• **Written problem**:
Go through the listing and set it down exactly, leaving out its pictures.

• **Available data**:
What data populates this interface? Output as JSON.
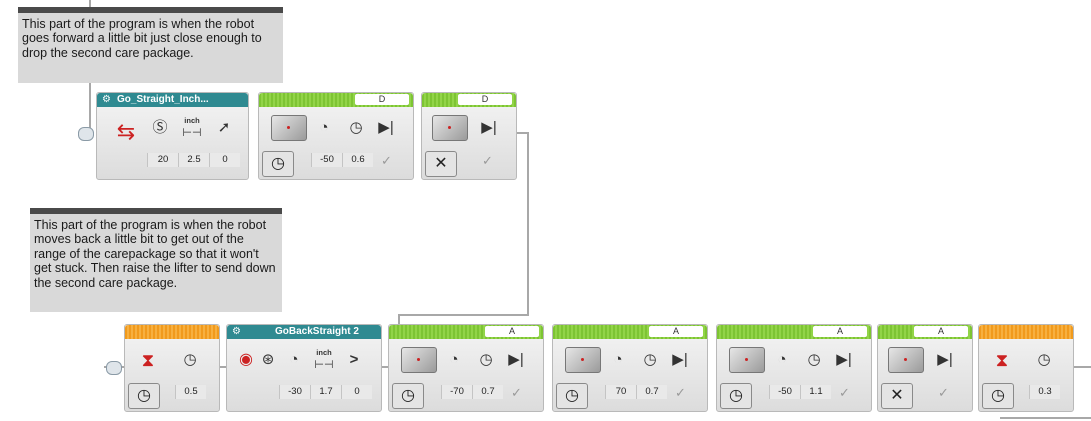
{
  "comments": [
    "This part of the program is when the robot goes forward a little bit just close enough to drop the second care package.",
    "This part of the program is when the robot moves back a little bit to get out of the range of the carepackage so that it won't get stuck. Then raise the lifter to send down the second care package."
  ],
  "row1": {
    "myblock_title": "Go_Straight_Inch...",
    "myblock_values": [
      "20",
      "2.5",
      "0"
    ],
    "inch_label": "inch",
    "motor1_port": "D",
    "motor1_values": [
      "-50",
      "0.6"
    ],
    "motor2_port": "D"
  },
  "row2": {
    "wait1_value": "0.5",
    "myblock_title": "GoBackStraight 2",
    "myblock_values": [
      "-30",
      "1.7",
      "0"
    ],
    "inch_label": "inch",
    "compare_symbol": ">",
    "motor1_port": "A",
    "motor1_values": [
      "-70",
      "0.7"
    ],
    "motor2_port": "A",
    "motor2_values": [
      "70",
      "0.7"
    ],
    "motor3_port": "A",
    "motor3_values": [
      "-50",
      "1.1"
    ],
    "motor4_port": "A",
    "wait2_value": "0.3"
  }
}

• **Full answer**:
What data populates this interface? Output as JSON.
{
  "comments": [
    "This part of the program is when the robot goes forward a little bit just close enough to drop the second care package.",
    "This part of the program is when the robot moves back a little bit to get out of the range of the carepackage so that it won't get stuck. Then raise the lifter to send down the second care package."
  ],
  "row1": {
    "myblock_title": "Go_Straight_Inch...",
    "myblock_values": [
      "20",
      "2.5",
      "0"
    ],
    "inch_label": "inch",
    "motor1_port": "D",
    "motor1_values": [
      "-50",
      "0.6"
    ],
    "motor2_port": "D"
  },
  "row2": {
    "wait1_value": "0.5",
    "myblock_title": "GoBackStraight 2",
    "myblock_values": [
      "-30",
      "1.7",
      "0"
    ],
    "inch_label": "inch",
    "compare_symbol": ">",
    "motor1_port": "A",
    "motor1_values": [
      "-70",
      "0.7"
    ],
    "motor2_port": "A",
    "motor2_values": [
      "70",
      "0.7"
    ],
    "motor3_port": "A",
    "motor3_values": [
      "-50",
      "1.1"
    ],
    "motor4_port": "A",
    "wait2_value": "0.3"
  }
}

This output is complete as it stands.